▶ [Dataset rows]

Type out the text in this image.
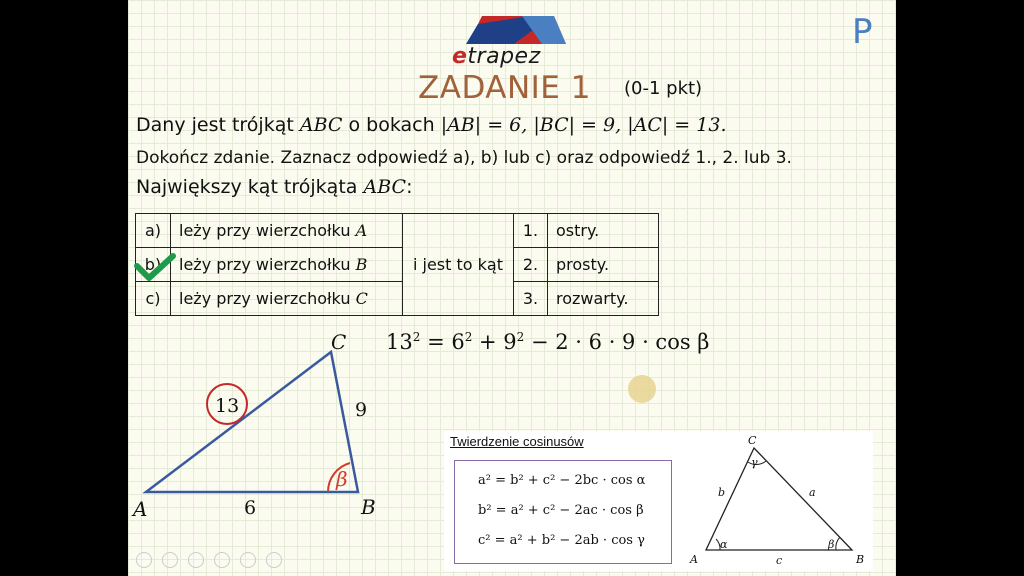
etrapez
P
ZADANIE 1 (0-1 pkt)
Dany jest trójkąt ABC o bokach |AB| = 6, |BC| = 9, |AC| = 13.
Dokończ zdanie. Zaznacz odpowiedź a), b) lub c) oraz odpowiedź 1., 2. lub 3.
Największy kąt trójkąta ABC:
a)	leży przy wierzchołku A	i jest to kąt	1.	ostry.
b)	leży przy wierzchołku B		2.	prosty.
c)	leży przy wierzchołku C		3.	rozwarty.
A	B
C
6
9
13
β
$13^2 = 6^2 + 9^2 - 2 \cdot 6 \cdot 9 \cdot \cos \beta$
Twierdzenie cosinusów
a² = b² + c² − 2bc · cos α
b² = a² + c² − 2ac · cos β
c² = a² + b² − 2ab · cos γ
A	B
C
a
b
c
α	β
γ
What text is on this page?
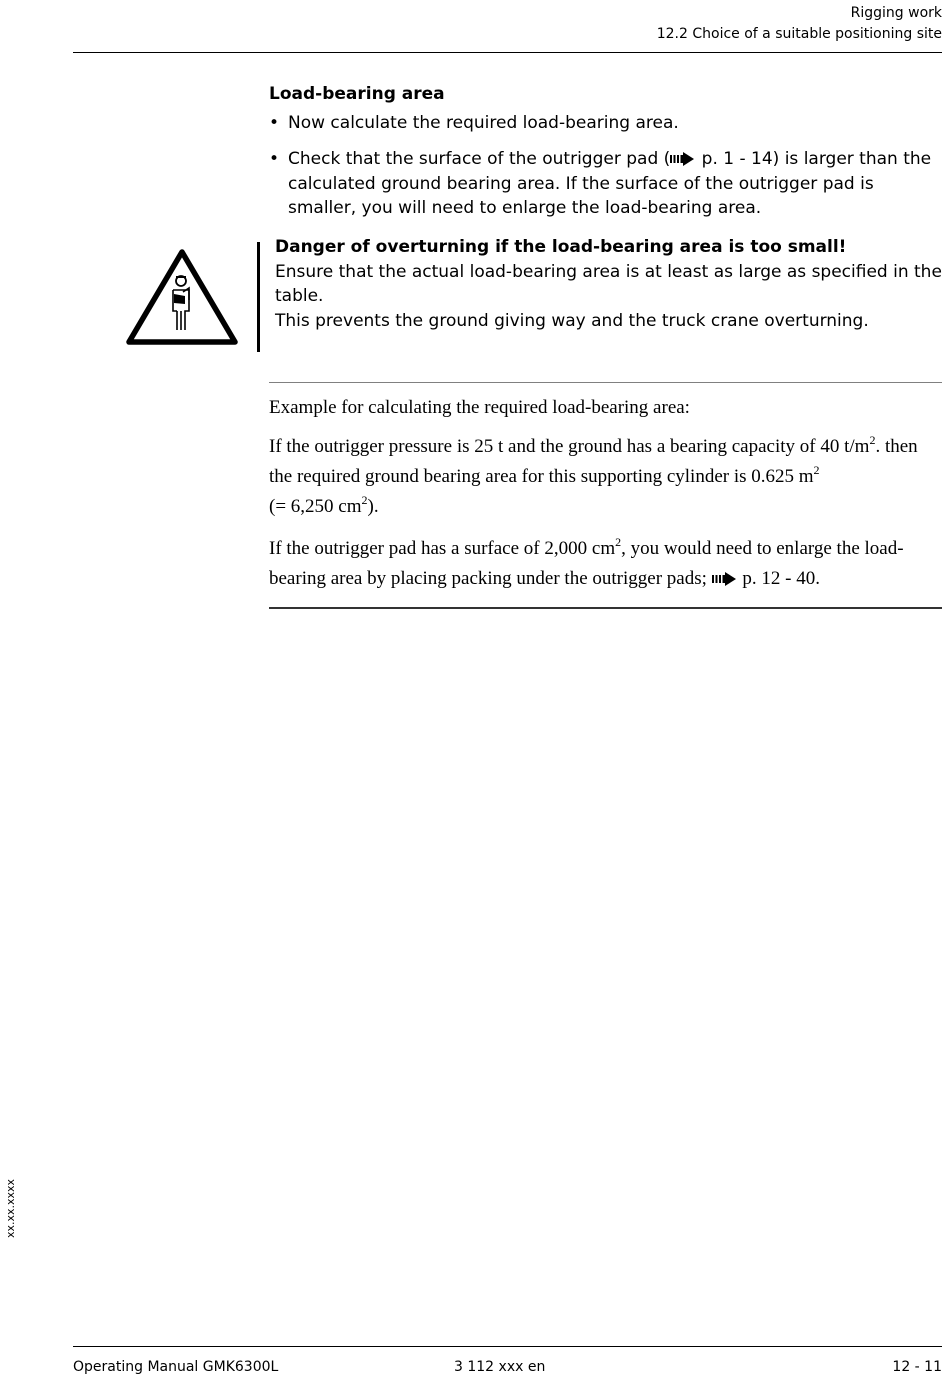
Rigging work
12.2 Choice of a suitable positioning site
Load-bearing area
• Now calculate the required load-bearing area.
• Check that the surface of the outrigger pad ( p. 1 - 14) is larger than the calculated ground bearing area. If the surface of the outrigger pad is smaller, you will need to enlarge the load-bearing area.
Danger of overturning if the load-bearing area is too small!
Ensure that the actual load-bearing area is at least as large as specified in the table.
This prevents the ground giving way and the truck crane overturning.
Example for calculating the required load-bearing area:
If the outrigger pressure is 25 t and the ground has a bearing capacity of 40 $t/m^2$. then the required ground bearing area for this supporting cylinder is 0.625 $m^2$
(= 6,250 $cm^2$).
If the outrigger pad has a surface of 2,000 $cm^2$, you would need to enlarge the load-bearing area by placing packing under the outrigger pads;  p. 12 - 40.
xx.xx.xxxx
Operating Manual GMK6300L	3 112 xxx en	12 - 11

--

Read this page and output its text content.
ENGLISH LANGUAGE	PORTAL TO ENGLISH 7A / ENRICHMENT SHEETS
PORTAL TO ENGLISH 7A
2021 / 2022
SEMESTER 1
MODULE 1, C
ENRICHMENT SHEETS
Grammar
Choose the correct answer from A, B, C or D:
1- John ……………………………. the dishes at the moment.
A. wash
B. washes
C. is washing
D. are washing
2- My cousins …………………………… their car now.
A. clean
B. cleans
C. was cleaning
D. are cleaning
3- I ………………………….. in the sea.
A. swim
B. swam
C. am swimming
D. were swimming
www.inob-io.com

▶ [Direction] Return all lines with the word "enlarge" in them.

▶ [Exercise solution]
• Check that the surface of the outrigger pad ( p. 1 - 14) is larger than the calculated ground bearing area. If the surface of the outrigger pad is smaller, you will need to enlarge the load-bearing area.
If the outrigger pad has a surface of 2,000 $cm^2$, you would need to enlarge the load-bearing area by placing packing under the outrigger pads;  p. 12 - 40.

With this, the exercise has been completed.